STATED EXERCISE
Show every line below where "amount" can be found.

DATASET EXTRACT
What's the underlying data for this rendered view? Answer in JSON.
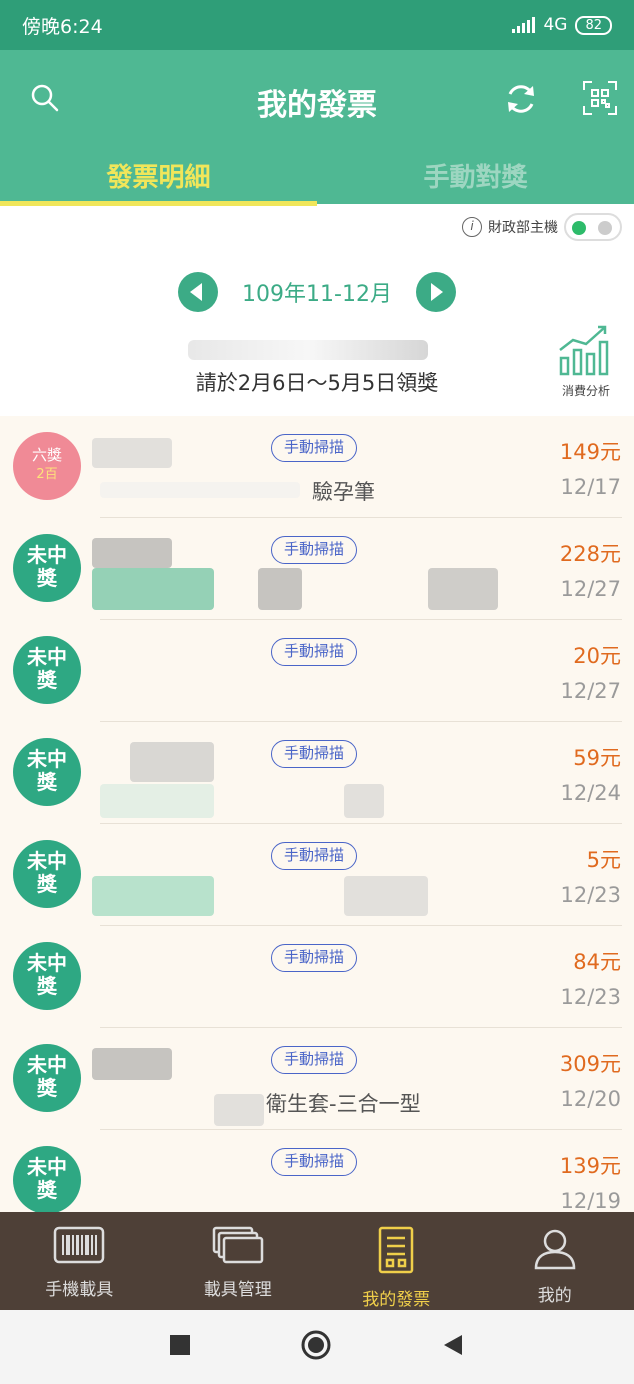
{
  "status_bar": {
    "time": "傍晚6:24",
    "network": "4G",
    "battery": "82"
  },
  "header": {
    "title": "我的發票"
  },
  "tabs": [
    {
      "label": "發票明細"
    },
    {
      "label": "手動對獎"
    }
  ],
  "mof_toggle": {
    "label": "財政部主機",
    "info": "i"
  },
  "period": {
    "label": "109年11-12月"
  },
  "claim_notice": "請於2月6日～5月5日領獎",
  "analysis": {
    "label": "消費分析"
  },
  "invoices": [
    {
      "badge": "六獎",
      "badge_sub": "2百",
      "tag": "手動掃描",
      "amount": "149元",
      "date": "12/17",
      "item": "驗孕筆"
    },
    {
      "badge": "未中獎",
      "tag": "手動掃描",
      "amount": "228元",
      "date": "12/27",
      "item": ""
    },
    {
      "badge": "未中獎",
      "tag": "手動掃描",
      "amount": "20元",
      "date": "12/27",
      "item": ""
    },
    {
      "badge": "未中獎",
      "tag": "手動掃描",
      "amount": "59元",
      "date": "12/24",
      "item": ""
    },
    {
      "badge": "未中獎",
      "tag": "手動掃描",
      "amount": "5元",
      "date": "12/23",
      "item": ""
    },
    {
      "badge": "未中獎",
      "tag": "手動掃描",
      "amount": "84元",
      "date": "12/23",
      "item": ""
    },
    {
      "badge": "未中獎",
      "tag": "手動掃描",
      "amount": "309元",
      "date": "12/20",
      "item": "衛生套-三合一型"
    },
    {
      "badge": "未中獎",
      "tag": "手動掃描",
      "amount": "139元",
      "date": "12/19",
      "item": ""
    }
  ],
  "bottom_nav": [
    {
      "label": "手機載具"
    },
    {
      "label": "載具管理"
    },
    {
      "label": "我的發票"
    },
    {
      "label": "我的"
    }
  ],
  "colors": {
    "primary": "#4fb893",
    "status": "#2f9e78",
    "accent_yellow": "#f0e65a",
    "amount": "#e06a1f",
    "nav_bg": "#4e4037"
  }
}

WRITTEN RESPONSE
      "amount": "149元",
      "amount": "228元",
      "amount": "20元",
      "amount": "59元",
      "amount": "5元",
      "amount": "84元",
      "amount": "309元",
      "amount": "139元",
    "amount": "#e06a1f",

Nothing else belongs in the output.